▸ WHAT TO DO
Repeat the records word for word, excluding any picture.

##########

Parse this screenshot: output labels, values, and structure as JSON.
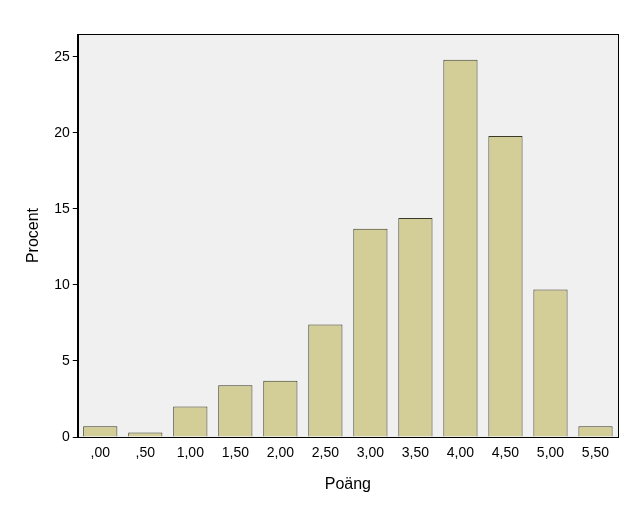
{
  "chart_data": {
    "type": "bar",
    "x_label": "Poäng",
    "y_label": "Procent",
    "categories": [
      ",00",
      ",50",
      "1,00",
      "1,50",
      "2,00",
      "2,50",
      "3,00",
      "3,50",
      "4,00",
      "4,50",
      "5,00",
      "5,50"
    ],
    "values": [
      0.7,
      0.3,
      2.0,
      3.4,
      3.7,
      7.4,
      13.7,
      14.4,
      24.8,
      19.8,
      9.7,
      0.7
    ],
    "color": "#d3ce97",
    "ylim": [
      0,
      26.5
    ],
    "yticks": [
      0,
      5,
      10,
      15,
      20,
      25
    ],
    "grid": false
  }
}
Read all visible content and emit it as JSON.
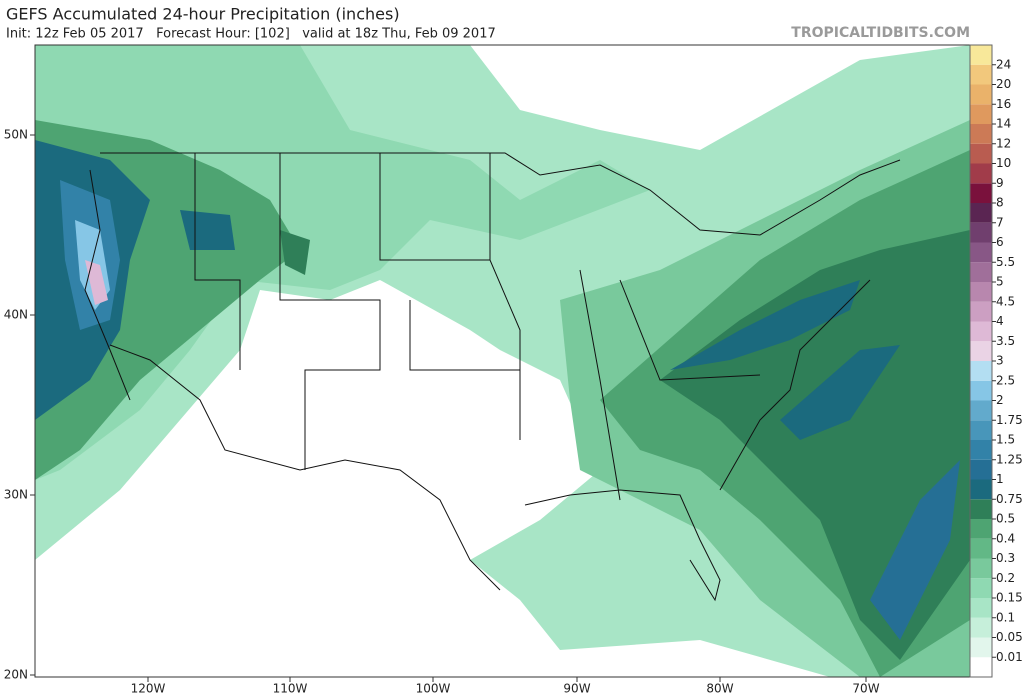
{
  "header": {
    "title": "GEFS Accumulated 24-hour Precipitation (inches)",
    "subtitle": "Init: 12z Feb 05 2017   Forecast Hour: [102]   valid at 18z Thu, Feb 09 2017",
    "watermark": "TROPICALTIDBITS.COM"
  },
  "map": {
    "lat_labels": [
      "50N",
      "40N",
      "30N",
      "20N"
    ],
    "lon_labels": [
      "120W",
      "110W",
      "100W",
      "90W",
      "80W",
      "70W"
    ]
  },
  "colorbar": {
    "levels": [
      0.01,
      0.05,
      0.1,
      0.15,
      0.2,
      0.3,
      0.4,
      0.5,
      0.75,
      1,
      1.25,
      1.5,
      1.75,
      2,
      2.5,
      3,
      3.5,
      4,
      4.5,
      5,
      5.5,
      6,
      7,
      8,
      9,
      10,
      12,
      14,
      16,
      20,
      24
    ],
    "colors": [
      "#ffffff",
      "#e2f6ec",
      "#c6efda",
      "#a8e5c6",
      "#8fd9b2",
      "#79c99c",
      "#62b886",
      "#4ea472",
      "#2f7f58",
      "#1b6a7e",
      "#256f95",
      "#3282a8",
      "#4896ba",
      "#62aacc",
      "#86c6e6",
      "#b3def2",
      "#ead3e5",
      "#deb9d6",
      "#cc9fc2",
      "#b887ae",
      "#a06f9a",
      "#885786",
      "#703f6e",
      "#5a2552",
      "#7a113c",
      "#a13c4a",
      "#b95c50",
      "#cc7a56",
      "#df995e",
      "#eab26a",
      "#f2c87c",
      "#f8e89a"
    ]
  }
}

##########

▸ TASK OUTPUT
Parse this screenshot: output labels, values, and structure as JSON.
{
  "chart_data": {
    "type": "bar",
    "x_label": "Poäng",
    "y_label": "Procent",
    "categories": [
      ",00",
      ",50",
      "1,00",
      "1,50",
      "2,00",
      "2,50",
      "3,00",
      "3,50",
      "4,00",
      "4,50",
      "5,00",
      "5,50"
    ],
    "values": [
      0.7,
      0.3,
      2.0,
      3.4,
      3.7,
      7.4,
      13.7,
      14.4,
      24.8,
      19.8,
      9.7,
      0.7
    ],
    "color": "#d3ce97",
    "ylim": [
      0,
      26.5
    ],
    "yticks": [
      0,
      5,
      10,
      15,
      20,
      25
    ],
    "grid": false
  }
}
Read all visible content and emit it as JSON.
{
  "header": {
    "title": "GEFS Accumulated 24-hour Precipitation (inches)",
    "subtitle": "Init: 12z Feb 05 2017   Forecast Hour: [102]   valid at 18z Thu, Feb 09 2017",
    "watermark": "TROPICALTIDBITS.COM"
  },
  "map": {
    "lat_labels": [
      "50N",
      "40N",
      "30N",
      "20N"
    ],
    "lon_labels": [
      "120W",
      "110W",
      "100W",
      "90W",
      "80W",
      "70W"
    ]
  },
  "colorbar": {
    "levels": [
      0.01,
      0.05,
      0.1,
      0.15,
      0.2,
      0.3,
      0.4,
      0.5,
      0.75,
      1,
      1.25,
      1.5,
      1.75,
      2,
      2.5,
      3,
      3.5,
      4,
      4.5,
      5,
      5.5,
      6,
      7,
      8,
      9,
      10,
      12,
      14,
      16,
      20,
      24
    ],
    "colors": [
      "#ffffff",
      "#e2f6ec",
      "#c6efda",
      "#a8e5c6",
      "#8fd9b2",
      "#79c99c",
      "#62b886",
      "#4ea472",
      "#2f7f58",
      "#1b6a7e",
      "#256f95",
      "#3282a8",
      "#4896ba",
      "#62aacc",
      "#86c6e6",
      "#b3def2",
      "#ead3e5",
      "#deb9d6",
      "#cc9fc2",
      "#b887ae",
      "#a06f9a",
      "#885786",
      "#703f6e",
      "#5a2552",
      "#7a113c",
      "#a13c4a",
      "#b95c50",
      "#cc7a56",
      "#df995e",
      "#eab26a",
      "#f2c87c",
      "#f8e89a"
    ]
  }
}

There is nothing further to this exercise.